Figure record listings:
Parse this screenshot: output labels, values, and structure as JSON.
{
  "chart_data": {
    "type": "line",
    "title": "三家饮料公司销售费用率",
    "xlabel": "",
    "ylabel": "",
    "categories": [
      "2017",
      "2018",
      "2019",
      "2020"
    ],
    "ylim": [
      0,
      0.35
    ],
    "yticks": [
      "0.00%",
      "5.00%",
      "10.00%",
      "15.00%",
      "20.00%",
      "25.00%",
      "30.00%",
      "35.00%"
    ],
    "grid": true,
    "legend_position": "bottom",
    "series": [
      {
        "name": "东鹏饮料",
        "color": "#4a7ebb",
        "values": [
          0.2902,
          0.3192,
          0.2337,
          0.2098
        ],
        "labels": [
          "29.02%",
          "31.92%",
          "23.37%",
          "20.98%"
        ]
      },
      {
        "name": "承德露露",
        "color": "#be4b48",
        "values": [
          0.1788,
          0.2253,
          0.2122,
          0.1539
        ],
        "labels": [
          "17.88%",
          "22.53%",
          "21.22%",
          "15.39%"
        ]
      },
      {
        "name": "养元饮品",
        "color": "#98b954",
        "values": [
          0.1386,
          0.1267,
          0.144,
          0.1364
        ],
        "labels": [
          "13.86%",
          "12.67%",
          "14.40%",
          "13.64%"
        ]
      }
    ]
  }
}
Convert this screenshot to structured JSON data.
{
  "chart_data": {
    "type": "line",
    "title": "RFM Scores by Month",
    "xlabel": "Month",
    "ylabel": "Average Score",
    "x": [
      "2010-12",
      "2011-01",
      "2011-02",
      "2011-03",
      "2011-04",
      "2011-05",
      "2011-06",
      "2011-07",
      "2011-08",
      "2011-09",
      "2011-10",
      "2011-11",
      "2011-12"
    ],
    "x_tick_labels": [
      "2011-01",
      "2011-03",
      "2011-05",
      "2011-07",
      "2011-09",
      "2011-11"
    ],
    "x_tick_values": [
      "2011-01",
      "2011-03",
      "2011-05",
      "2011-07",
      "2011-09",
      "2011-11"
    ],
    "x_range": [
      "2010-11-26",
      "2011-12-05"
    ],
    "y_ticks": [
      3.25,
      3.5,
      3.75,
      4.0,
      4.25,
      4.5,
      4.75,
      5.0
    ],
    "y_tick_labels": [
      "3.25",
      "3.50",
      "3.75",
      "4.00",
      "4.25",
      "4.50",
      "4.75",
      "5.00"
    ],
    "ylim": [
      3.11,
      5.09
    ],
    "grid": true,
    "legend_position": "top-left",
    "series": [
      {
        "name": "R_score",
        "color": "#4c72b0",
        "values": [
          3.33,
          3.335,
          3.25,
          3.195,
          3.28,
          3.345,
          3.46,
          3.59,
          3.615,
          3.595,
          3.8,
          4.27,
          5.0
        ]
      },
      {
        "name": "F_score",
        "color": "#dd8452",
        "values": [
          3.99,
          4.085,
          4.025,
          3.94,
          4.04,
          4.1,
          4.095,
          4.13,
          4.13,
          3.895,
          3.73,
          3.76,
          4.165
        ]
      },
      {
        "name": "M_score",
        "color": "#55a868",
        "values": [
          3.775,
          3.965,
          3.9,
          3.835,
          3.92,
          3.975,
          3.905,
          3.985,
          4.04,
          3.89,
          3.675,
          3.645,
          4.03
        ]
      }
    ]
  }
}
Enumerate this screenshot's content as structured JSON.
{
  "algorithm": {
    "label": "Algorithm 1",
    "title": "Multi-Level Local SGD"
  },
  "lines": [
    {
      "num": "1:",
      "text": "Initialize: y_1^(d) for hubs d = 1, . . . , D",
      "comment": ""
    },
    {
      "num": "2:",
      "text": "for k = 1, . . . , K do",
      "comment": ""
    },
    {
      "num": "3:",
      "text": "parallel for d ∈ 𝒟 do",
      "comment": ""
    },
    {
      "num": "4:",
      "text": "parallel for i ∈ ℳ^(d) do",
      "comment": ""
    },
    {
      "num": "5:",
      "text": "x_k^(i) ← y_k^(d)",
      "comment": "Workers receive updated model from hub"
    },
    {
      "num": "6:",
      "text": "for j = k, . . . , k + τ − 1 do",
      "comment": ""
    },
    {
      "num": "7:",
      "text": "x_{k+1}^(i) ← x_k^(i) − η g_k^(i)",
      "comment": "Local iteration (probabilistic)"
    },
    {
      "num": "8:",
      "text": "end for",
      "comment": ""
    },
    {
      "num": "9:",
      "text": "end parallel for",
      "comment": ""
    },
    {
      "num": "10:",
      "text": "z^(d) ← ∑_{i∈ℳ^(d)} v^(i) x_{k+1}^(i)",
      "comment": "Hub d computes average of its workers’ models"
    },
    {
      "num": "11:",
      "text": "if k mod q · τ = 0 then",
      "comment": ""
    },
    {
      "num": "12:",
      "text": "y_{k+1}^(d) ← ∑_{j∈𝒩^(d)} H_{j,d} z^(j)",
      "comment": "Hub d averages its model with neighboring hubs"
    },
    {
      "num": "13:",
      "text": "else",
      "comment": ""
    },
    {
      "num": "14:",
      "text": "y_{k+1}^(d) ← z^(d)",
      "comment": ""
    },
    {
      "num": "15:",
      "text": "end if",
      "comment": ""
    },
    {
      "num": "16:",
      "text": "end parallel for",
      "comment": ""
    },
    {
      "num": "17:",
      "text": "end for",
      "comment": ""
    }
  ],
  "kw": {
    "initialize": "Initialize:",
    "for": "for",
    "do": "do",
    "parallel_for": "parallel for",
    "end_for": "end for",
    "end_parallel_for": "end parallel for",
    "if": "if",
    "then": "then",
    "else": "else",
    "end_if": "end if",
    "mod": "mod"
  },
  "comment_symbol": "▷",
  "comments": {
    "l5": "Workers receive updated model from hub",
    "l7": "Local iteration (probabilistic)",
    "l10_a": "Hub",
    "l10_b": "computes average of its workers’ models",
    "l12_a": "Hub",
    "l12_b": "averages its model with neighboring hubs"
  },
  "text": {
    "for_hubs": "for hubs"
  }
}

The request:
Copy every record exactly, with nothing added or dropped.

Correct result:
Parse this screenshot: output labels, values, and structure as JSON.
{
  "chart_data": {
    "type": "line",
    "title": "三家饮料公司销售费用率",
    "xlabel": "",
    "ylabel": "",
    "categories": [
      "2017",
      "2018",
      "2019",
      "2020"
    ],
    "ylim": [
      0,
      0.35
    ],
    "yticks": [
      "0.00%",
      "5.00%",
      "10.00%",
      "15.00%",
      "20.00%",
      "25.00%",
      "30.00%",
      "35.00%"
    ],
    "grid": true,
    "legend_position": "bottom",
    "series": [
      {
        "name": "东鹏饮料",
        "color": "#4a7ebb",
        "values": [
          0.2902,
          0.3192,
          0.2337,
          0.2098
        ],
        "labels": [
          "29.02%",
          "31.92%",
          "23.37%",
          "20.98%"
        ]
      },
      {
        "name": "承德露露",
        "color": "#be4b48",
        "values": [
          0.1788,
          0.2253,
          0.2122,
          0.1539
        ],
        "labels": [
          "17.88%",
          "22.53%",
          "21.22%",
          "15.39%"
        ]
      },
      {
        "name": "养元饮品",
        "color": "#98b954",
        "values": [
          0.1386,
          0.1267,
          0.144,
          0.1364
        ],
        "labels": [
          "13.86%",
          "12.67%",
          "14.40%",
          "13.64%"
        ]
      }
    ]
  }
}
Convert this screenshot to structured JSON data.
{
  "chart_data": {
    "type": "line",
    "title": "RFM Scores by Month",
    "xlabel": "Month",
    "ylabel": "Average Score",
    "x": [
      "2010-12",
      "2011-01",
      "2011-02",
      "2011-03",
      "2011-04",
      "2011-05",
      "2011-06",
      "2011-07",
      "2011-08",
      "2011-09",
      "2011-10",
      "2011-11",
      "2011-12"
    ],
    "x_tick_labels": [
      "2011-01",
      "2011-03",
      "2011-05",
      "2011-07",
      "2011-09",
      "2011-11"
    ],
    "x_tick_values": [
      "2011-01",
      "2011-03",
      "2011-05",
      "2011-07",
      "2011-09",
      "2011-11"
    ],
    "x_range": [
      "2010-11-26",
      "2011-12-05"
    ],
    "y_ticks": [
      3.25,
      3.5,
      3.75,
      4.0,
      4.25,
      4.5,
      4.75,
      5.0
    ],
    "y_tick_labels": [
      "3.25",
      "3.50",
      "3.75",
      "4.00",
      "4.25",
      "4.50",
      "4.75",
      "5.00"
    ],
    "ylim": [
      3.11,
      5.09
    ],
    "grid": true,
    "legend_position": "top-left",
    "series": [
      {
        "name": "R_score",
        "color": "#4c72b0",
        "values": [
          3.33,
          3.335,
          3.25,
          3.195,
          3.28,
          3.345,
          3.46,
          3.59,
          3.615,
          3.595,
          3.8,
          4.27,
          5.0
        ]
      },
      {
        "name": "F_score",
        "color": "#dd8452",
        "values": [
          3.99,
          4.085,
          4.025,
          3.94,
          4.04,
          4.1,
          4.095,
          4.13,
          4.13,
          3.895,
          3.73,
          3.76,
          4.165
        ]
      },
      {
        "name": "M_score",
        "color": "#55a868",
        "values": [
          3.775,
          3.965,
          3.9,
          3.835,
          3.92,
          3.975,
          3.905,
          3.985,
          4.04,
          3.89,
          3.675,
          3.645,
          4.03
        ]
      }
    ]
  }
}
Enumerate this screenshot's content as structured JSON.
{
  "algorithm": {
    "label": "Algorithm 1",
    "title": "Multi-Level Local SGD"
  },
  "lines": [
    {
      "num": "1:",
      "text": "Initialize: y_1^(d) for hubs d = 1, . . . , D",
      "comment": ""
    },
    {
      "num": "2:",
      "text": "for k = 1, . . . , K do",
      "comment": ""
    },
    {
      "num": "3:",
      "text": "parallel for d ∈ 𝒟 do",
      "comment": ""
    },
    {
      "num": "4:",
      "text": "parallel for i ∈ ℳ^(d) do",
      "comment": ""
    },
    {
      "num": "5:",
      "text": "x_k^(i) ← y_k^(d)",
      "comment": "Workers receive updated model from hub"
    },
    {
      "num": "6:",
      "text": "for j = k, . . . , k + τ − 1 do",
      "comment": ""
    },
    {
      "num": "7:",
      "text": "x_{k+1}^(i) ← x_k^(i) − η g_k^(i)",
      "comment": "Local iteration (probabilistic)"
    },
    {
      "num": "8:",
      "text": "end for",
      "comment": ""
    },
    {
      "num": "9:",
      "text": "end parallel for",
      "comment": ""
    },
    {
      "num": "10:",
      "text": "z^(d) ← ∑_{i∈ℳ^(d)} v^(i) x_{k+1}^(i)",
      "comment": "Hub d computes average of its workers’ models"
    },
    {
      "num": "11:",
      "text": "if k mod q · τ = 0 then",
      "comment": ""
    },
    {
      "num": "12:",
      "text": "y_{k+1}^(d) ← ∑_{j∈𝒩^(d)} H_{j,d} z^(j)",
      "comment": "Hub d averages its model with neighboring hubs"
    },
    {
      "num": "13:",
      "text": "else",
      "comment": ""
    },
    {
      "num": "14:",
      "text": "y_{k+1}^(d) ← z^(d)",
      "comment": ""
    },
    {
      "num": "15:",
      "text": "end if",
      "comment": ""
    },
    {
      "num": "16:",
      "text": "end parallel for",
      "comment": ""
    },
    {
      "num": "17:",
      "text": "end for",
      "comment": ""
    }
  ],
  "kw": {
    "initialize": "Initialize:",
    "for": "for",
    "do": "do",
    "parallel_for": "parallel for",
    "end_for": "end for",
    "end_parallel_for": "end parallel for",
    "if": "if",
    "then": "then",
    "else": "else",
    "end_if": "end if",
    "mod": "mod"
  },
  "comment_symbol": "▷",
  "comments": {
    "l5": "Workers receive updated model from hub",
    "l7": "Local iteration (probabilistic)",
    "l10_a": "Hub",
    "l10_b": "computes average of its workers’ models",
    "l12_a": "Hub",
    "l12_b": "averages its model with neighboring hubs"
  },
  "text": {
    "for_hubs": "for hubs"
  }
}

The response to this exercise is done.